**Source passage**
↓
Part of a priceless collection of
Etruscan-era treasures that police discovered in a Geneva
repository in 2014 is returning to Italy, including temple
paintings, sarcophagi, friezes, statues and busts.
The collection, which authorities believe disgraced British
art dealer Robin Symes locked up in the repository, is estimated
to be worth around 9 million euros in total.
It consists of treasures believed to have been stolen by
tomb raiders in the 1970s and 80s from excavations in Lazio,
Campania, Calabria, Sicily and Puglia, art crime specialist
General Mariano Mossa said at a news conference on Tuesday.
Illegally exported and acquired by Symes, the pieces were
destined for markets in Britain, the U.S. and Japan. Instead
they remained hidden in crates for decades.
Colourful Etruscan paintings recovered among the haul are
"exceptional and unique", according to superintendent for
Etruria Alfonsina Russo. She said their restoration could help
shed new light on Etruscan art and the decoration of temples at
the time.
↑
**Prompt**
In the article on the Etruscan treasures, how much is the whole collection estimated to be worth?

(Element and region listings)
↓
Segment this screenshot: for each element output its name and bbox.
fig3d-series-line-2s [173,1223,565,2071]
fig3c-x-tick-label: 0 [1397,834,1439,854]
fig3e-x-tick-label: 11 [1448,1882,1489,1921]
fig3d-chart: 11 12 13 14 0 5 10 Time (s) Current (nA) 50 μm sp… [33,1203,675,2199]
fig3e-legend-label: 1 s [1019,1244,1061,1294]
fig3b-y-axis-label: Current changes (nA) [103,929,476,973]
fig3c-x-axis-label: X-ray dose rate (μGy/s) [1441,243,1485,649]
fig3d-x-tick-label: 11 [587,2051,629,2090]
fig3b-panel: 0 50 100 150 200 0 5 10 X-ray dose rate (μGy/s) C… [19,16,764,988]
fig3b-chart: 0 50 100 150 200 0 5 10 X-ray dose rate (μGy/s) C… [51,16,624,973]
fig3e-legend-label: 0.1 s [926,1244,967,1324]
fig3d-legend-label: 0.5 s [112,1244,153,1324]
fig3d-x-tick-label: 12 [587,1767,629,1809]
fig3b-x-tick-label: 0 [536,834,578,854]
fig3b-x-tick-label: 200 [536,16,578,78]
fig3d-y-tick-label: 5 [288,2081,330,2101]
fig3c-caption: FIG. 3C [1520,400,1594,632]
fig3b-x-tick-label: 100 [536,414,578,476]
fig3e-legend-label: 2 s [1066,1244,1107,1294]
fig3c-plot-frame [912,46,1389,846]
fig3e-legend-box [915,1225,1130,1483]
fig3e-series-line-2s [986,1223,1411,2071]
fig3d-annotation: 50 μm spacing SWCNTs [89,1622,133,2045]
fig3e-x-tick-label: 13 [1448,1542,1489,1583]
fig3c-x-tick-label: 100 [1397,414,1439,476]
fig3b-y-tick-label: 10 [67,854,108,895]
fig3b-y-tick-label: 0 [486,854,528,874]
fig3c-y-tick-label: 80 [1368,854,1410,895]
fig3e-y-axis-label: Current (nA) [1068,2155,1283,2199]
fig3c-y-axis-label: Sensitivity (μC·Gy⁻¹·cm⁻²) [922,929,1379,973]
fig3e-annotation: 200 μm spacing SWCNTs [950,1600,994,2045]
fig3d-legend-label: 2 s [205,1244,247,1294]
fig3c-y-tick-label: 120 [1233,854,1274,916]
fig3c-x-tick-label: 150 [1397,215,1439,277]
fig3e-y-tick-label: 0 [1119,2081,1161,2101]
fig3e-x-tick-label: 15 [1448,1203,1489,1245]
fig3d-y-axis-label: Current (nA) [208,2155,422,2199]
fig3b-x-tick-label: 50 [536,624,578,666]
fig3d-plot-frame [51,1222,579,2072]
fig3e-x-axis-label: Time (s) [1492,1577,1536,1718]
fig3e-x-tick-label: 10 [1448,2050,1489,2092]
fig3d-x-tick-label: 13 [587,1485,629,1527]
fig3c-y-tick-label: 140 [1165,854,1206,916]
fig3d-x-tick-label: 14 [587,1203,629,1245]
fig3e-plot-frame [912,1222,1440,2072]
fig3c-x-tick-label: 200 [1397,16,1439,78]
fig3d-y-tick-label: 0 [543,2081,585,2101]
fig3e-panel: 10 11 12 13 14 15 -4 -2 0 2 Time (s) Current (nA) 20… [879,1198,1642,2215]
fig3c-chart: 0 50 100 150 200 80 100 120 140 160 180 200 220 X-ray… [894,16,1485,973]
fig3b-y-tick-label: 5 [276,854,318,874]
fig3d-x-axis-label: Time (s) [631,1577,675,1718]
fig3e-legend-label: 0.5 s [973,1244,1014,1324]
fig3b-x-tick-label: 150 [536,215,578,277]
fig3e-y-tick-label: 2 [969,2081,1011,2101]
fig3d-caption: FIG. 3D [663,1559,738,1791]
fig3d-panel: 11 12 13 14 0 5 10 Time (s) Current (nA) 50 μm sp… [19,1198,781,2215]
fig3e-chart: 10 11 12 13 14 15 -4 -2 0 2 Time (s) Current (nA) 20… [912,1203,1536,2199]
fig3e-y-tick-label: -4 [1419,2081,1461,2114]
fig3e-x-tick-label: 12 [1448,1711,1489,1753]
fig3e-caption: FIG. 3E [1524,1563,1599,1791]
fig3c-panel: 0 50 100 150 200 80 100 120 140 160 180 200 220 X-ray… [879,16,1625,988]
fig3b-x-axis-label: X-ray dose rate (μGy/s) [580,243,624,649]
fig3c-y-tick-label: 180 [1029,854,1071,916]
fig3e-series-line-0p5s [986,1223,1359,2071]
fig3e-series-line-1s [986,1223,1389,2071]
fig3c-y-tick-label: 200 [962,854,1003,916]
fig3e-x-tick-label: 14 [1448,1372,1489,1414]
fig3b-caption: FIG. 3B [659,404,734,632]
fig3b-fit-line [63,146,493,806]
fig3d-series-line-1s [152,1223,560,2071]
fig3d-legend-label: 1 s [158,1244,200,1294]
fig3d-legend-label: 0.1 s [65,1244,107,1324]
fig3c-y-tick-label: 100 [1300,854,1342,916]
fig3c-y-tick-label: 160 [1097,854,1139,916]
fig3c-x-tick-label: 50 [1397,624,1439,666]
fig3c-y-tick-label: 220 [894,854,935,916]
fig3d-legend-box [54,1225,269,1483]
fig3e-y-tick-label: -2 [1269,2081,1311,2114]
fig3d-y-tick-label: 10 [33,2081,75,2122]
↑
**Final answer**
Around 9 million euros.